# Work to do
Output the full material exactly as it appears here.
** Start of Exercise materials **
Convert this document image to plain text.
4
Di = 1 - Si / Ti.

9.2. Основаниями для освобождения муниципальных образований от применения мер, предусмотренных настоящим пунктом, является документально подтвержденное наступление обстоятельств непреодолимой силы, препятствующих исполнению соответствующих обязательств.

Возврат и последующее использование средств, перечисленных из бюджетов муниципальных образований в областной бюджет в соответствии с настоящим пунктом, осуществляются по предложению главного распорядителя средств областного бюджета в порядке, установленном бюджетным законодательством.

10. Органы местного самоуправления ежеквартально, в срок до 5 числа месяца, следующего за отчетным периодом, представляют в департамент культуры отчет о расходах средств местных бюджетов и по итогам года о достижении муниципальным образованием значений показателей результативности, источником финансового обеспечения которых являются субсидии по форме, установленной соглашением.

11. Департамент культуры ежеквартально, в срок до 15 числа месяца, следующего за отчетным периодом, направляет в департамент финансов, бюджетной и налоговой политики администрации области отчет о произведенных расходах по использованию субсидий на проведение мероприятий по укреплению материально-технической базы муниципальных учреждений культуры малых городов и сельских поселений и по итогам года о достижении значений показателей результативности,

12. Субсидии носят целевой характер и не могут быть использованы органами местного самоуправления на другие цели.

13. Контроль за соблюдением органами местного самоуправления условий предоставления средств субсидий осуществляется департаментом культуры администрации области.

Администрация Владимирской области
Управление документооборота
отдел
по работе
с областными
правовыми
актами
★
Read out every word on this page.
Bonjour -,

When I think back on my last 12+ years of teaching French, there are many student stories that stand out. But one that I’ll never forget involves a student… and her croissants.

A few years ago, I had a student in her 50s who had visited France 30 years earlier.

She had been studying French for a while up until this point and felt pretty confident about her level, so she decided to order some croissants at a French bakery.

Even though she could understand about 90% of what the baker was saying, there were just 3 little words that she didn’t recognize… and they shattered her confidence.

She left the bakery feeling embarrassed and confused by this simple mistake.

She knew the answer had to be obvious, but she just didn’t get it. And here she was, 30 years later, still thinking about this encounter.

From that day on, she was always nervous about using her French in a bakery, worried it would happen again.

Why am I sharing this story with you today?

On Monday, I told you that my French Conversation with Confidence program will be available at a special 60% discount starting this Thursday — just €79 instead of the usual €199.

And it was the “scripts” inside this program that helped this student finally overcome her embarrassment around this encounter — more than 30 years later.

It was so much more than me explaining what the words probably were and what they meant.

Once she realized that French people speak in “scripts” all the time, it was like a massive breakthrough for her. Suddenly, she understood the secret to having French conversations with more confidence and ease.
** End of Exercise materials **
# Response
Convert this document image to plain text.
4
Di = 1 - Si / Ti.

9.2. Основаниями для освобождения муниципальных образований от применения мер, предусмотренных настоящим пунктом, является документально подтвержденное наступление обстоятельств непреодолимой силы, препятствующих исполнению соответствующих обязательств.

Возврат и последующее использование средств, перечисленных из бюджетов муниципальных образований в областной бюджет в соответствии с настоящим пунктом, осуществляются по предложению главного распорядителя средств областного бюджета в порядке, установленном бюджетным законодательством.

10. Органы местного самоуправления ежеквартально, в срок до 5 числа месяца, следующего за отчетным периодом, представляют в департамент культуры отчет о расходах средств местных бюджетов и по итогам года о достижении муниципальным образованием значений показателей результативности, источником финансового обеспечения которых являются субсидии по форме, установленной соглашением.

11. Департамент культуры ежеквартально, в срок до 15 числа месяца, следующего за отчетным периодом, направляет в департамент финансов, бюджетной и налоговой политики администрации области отчет о произведенных расходах по использованию субсидий на проведение мероприятий по укреплению материально-технической базы муниципальных учреждений культуры малых городов и сельских поселений и по итогам года о достижении значений показателей результативности,

12. Субсидии носят целевой характер и не могут быть использованы органами местного самоуправления на другие цели.

13. Контроль за соблюдением органами местного самоуправления условий предоставления средств субсидий осуществляется департаментом культуры администрации области.

Администрация Владимирской области
Управление документооборота
отдел
по работе
с областными
правовыми
актами
★
Read out every word on this page.
Bonjour -,

When I think back on my last 12+ years of teaching French, there are many student stories that stand out. But one that I’ll never forget involves a student… and her croissants.

A few years ago, I had a student in her 50s who had visited France 30 years earlier.

She had been studying French for a while up until this point and felt pretty confident about her level, so she decided to order some croissants at a French bakery.

Even though she could understand about 90% of what the baker was saying, there were just 3 little words that she didn’t recognize… and they shattered her confidence.

She left the bakery feeling embarrassed and confused by this simple mistake.

She knew the answer had to be obvious, but she just didn’t get it. And here she was, 30 years later, still thinking about this encounter.

From that day on, she was always nervous about using her French in a bakery, worried it would happen again.

Why am I sharing this story with you today?

On Monday, I told you that my French Conversation with Confidence program will be available at a special 60% discount starting this Thursday — just €79 instead of the usual €199.

And it was the “scripts” inside this program that helped this student finally overcome her embarrassment around this encounter — more than 30 years later.

It was so much more than me explaining what the words probably were and what they meant.

Once she realized that French people speak in “scripts” all the time, it was like a massive breakthrough for her. Suddenly, she understood the secret to having French conversations with more confidence and ease.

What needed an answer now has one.